- [DATA FOR THIS TASK]:

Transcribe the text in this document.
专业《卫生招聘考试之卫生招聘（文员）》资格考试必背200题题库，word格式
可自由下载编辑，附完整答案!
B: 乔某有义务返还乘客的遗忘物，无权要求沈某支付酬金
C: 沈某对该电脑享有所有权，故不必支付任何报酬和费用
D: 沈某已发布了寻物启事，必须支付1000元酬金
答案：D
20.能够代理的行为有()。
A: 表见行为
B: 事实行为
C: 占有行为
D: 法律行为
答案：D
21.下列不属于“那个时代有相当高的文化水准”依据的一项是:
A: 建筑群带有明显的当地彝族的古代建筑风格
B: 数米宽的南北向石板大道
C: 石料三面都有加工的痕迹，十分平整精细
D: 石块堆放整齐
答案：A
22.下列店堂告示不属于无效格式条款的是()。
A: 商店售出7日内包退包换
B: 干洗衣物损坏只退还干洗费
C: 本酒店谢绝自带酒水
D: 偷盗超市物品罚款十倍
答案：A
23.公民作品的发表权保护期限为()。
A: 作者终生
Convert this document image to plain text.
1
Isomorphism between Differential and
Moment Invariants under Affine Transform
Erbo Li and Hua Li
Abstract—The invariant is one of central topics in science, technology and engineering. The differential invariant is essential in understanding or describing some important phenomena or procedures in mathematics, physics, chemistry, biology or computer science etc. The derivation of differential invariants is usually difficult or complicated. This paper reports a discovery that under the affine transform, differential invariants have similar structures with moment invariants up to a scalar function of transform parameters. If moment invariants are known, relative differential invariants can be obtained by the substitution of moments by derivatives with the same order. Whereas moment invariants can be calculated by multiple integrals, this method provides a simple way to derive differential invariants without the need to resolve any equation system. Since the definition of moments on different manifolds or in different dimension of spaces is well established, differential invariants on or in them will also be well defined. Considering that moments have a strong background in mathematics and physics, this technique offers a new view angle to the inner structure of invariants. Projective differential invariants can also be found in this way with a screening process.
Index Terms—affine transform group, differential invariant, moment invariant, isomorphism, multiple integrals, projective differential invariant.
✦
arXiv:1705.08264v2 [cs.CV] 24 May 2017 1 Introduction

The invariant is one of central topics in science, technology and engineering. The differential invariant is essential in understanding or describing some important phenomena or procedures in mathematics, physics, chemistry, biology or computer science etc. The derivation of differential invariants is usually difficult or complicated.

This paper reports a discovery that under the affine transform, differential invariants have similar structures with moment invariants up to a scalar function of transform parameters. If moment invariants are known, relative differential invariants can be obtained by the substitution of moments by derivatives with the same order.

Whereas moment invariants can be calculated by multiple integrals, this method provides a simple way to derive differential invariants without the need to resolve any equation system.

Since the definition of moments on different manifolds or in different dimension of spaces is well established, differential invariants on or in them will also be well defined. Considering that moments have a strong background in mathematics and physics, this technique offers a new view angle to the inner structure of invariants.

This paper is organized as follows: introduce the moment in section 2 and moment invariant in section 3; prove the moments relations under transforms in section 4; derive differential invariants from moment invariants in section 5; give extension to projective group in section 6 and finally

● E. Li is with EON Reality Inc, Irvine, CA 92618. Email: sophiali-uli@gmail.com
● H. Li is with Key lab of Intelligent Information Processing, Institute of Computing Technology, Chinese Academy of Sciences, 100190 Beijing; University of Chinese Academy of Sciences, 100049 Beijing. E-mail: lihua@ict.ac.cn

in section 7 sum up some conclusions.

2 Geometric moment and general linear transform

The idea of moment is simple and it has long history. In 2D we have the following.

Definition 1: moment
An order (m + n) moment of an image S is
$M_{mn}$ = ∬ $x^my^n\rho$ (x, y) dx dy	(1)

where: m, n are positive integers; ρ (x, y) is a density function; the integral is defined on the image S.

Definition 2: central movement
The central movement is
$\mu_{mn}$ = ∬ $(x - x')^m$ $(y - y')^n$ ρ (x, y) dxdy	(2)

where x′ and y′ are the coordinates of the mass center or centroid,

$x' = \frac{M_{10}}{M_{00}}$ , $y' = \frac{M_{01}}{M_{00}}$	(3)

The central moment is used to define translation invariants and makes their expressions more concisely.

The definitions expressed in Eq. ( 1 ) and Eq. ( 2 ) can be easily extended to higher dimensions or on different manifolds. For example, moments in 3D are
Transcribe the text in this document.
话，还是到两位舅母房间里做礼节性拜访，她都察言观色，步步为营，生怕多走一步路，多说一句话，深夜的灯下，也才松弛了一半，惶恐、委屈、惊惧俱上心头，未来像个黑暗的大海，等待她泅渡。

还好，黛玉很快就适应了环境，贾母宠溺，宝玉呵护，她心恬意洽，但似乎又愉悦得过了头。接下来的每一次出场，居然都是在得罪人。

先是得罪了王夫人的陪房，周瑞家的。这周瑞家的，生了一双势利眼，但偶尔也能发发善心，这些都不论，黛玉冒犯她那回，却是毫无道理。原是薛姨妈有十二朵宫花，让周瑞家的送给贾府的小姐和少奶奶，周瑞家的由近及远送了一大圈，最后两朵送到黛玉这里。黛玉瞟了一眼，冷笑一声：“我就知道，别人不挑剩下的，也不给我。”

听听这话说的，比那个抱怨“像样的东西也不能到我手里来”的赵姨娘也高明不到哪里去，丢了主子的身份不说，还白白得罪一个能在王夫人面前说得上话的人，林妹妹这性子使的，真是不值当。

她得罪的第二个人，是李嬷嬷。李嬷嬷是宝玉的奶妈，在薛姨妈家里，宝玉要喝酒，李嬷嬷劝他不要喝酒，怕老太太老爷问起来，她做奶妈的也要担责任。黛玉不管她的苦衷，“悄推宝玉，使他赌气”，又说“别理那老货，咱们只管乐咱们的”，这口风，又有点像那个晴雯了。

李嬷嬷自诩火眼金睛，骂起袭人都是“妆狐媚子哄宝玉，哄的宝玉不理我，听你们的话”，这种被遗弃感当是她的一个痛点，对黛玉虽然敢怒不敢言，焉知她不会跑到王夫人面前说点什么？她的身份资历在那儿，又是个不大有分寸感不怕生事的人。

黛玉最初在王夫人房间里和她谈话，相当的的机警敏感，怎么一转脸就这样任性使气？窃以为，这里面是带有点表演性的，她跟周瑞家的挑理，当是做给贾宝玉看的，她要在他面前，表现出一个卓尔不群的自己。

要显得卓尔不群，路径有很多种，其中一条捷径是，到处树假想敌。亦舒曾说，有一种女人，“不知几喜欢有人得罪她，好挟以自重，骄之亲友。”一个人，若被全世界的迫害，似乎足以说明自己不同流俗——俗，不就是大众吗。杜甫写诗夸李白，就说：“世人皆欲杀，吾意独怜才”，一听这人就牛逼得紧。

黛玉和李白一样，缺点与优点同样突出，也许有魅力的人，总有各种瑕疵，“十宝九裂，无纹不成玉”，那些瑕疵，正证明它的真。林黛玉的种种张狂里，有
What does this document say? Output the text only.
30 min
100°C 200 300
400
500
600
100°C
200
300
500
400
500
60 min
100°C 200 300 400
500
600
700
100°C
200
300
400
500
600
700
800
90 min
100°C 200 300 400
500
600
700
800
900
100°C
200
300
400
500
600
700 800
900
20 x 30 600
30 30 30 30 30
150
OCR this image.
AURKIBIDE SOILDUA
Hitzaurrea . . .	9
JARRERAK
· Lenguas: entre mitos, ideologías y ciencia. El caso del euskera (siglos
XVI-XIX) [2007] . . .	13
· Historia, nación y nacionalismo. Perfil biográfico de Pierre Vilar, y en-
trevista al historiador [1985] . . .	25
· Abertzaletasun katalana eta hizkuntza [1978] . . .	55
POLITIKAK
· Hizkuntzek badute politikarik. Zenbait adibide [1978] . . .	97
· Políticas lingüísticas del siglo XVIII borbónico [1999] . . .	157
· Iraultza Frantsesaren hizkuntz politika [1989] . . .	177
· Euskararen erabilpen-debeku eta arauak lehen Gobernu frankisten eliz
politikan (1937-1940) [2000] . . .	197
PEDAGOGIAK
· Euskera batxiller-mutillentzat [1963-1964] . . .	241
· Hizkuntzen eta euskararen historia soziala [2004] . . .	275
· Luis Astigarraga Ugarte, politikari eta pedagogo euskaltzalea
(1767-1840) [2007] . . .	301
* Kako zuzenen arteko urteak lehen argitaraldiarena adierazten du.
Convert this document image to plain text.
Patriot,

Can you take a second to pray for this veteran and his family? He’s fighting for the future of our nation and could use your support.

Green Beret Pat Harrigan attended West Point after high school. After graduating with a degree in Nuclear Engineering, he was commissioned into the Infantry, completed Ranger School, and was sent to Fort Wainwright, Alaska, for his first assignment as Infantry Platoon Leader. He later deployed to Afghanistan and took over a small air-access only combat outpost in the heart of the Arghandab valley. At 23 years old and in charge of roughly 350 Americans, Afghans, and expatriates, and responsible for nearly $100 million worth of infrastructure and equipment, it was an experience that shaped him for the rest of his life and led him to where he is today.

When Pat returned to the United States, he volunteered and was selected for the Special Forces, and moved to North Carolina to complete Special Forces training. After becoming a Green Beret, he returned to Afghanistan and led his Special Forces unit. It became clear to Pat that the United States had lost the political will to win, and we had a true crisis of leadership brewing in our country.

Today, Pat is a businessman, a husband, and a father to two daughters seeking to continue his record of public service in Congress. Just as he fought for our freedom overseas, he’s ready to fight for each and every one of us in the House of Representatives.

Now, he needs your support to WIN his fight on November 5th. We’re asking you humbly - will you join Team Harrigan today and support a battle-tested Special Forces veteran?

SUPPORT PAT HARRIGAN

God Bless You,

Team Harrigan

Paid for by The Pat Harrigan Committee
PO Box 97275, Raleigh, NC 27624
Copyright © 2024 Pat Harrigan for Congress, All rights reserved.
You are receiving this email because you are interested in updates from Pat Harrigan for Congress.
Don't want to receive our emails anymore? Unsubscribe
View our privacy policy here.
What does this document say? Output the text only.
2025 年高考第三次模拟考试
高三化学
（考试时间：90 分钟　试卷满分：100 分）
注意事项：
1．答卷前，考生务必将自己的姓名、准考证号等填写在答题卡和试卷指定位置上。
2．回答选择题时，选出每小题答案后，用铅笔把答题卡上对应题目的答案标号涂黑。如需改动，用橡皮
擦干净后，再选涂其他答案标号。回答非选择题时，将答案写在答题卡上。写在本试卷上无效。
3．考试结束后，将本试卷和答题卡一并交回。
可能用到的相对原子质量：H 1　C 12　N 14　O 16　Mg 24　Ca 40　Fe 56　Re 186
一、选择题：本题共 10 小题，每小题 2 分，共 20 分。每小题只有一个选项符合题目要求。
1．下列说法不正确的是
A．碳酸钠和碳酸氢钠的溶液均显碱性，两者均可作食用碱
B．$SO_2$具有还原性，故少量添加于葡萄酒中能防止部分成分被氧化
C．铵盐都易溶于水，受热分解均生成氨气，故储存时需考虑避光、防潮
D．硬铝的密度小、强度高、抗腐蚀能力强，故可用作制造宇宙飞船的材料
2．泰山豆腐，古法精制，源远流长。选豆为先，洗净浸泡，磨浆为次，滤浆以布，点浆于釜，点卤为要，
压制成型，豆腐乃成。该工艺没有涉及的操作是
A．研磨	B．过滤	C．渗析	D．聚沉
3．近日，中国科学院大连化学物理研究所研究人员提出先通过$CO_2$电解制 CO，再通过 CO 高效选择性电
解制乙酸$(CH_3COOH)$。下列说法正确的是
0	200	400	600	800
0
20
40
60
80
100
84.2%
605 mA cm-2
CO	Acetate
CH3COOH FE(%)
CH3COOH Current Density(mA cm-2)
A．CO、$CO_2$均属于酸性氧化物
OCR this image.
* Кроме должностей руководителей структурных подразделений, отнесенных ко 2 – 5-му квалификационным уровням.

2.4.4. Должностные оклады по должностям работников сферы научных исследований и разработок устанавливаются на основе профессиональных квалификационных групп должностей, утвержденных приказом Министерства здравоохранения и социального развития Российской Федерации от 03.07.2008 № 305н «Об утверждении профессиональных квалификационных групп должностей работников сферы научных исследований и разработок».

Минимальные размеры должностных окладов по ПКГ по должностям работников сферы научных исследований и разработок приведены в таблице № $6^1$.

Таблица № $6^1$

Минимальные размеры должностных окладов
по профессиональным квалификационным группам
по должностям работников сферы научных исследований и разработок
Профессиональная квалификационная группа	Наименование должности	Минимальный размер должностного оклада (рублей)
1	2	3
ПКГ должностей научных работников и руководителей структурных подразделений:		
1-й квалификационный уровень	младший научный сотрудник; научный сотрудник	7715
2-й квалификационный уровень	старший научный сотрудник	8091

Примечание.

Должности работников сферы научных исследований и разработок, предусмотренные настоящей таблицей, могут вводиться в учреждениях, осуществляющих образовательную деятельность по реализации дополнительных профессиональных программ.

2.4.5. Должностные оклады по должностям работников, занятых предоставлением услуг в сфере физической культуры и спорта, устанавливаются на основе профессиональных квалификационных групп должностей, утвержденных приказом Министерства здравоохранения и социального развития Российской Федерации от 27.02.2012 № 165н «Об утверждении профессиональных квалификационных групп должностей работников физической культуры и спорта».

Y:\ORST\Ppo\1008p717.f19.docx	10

- [REQUIREMENT]: Whichever lines contain the string "сотрудник", select and copy them.

- [RESULT OF THE TASK]:
1-й квалификационный уровень	младший научный сотрудник; научный сотрудник	7715
2-й квалификационный уровень	старший научный сотрудник	8091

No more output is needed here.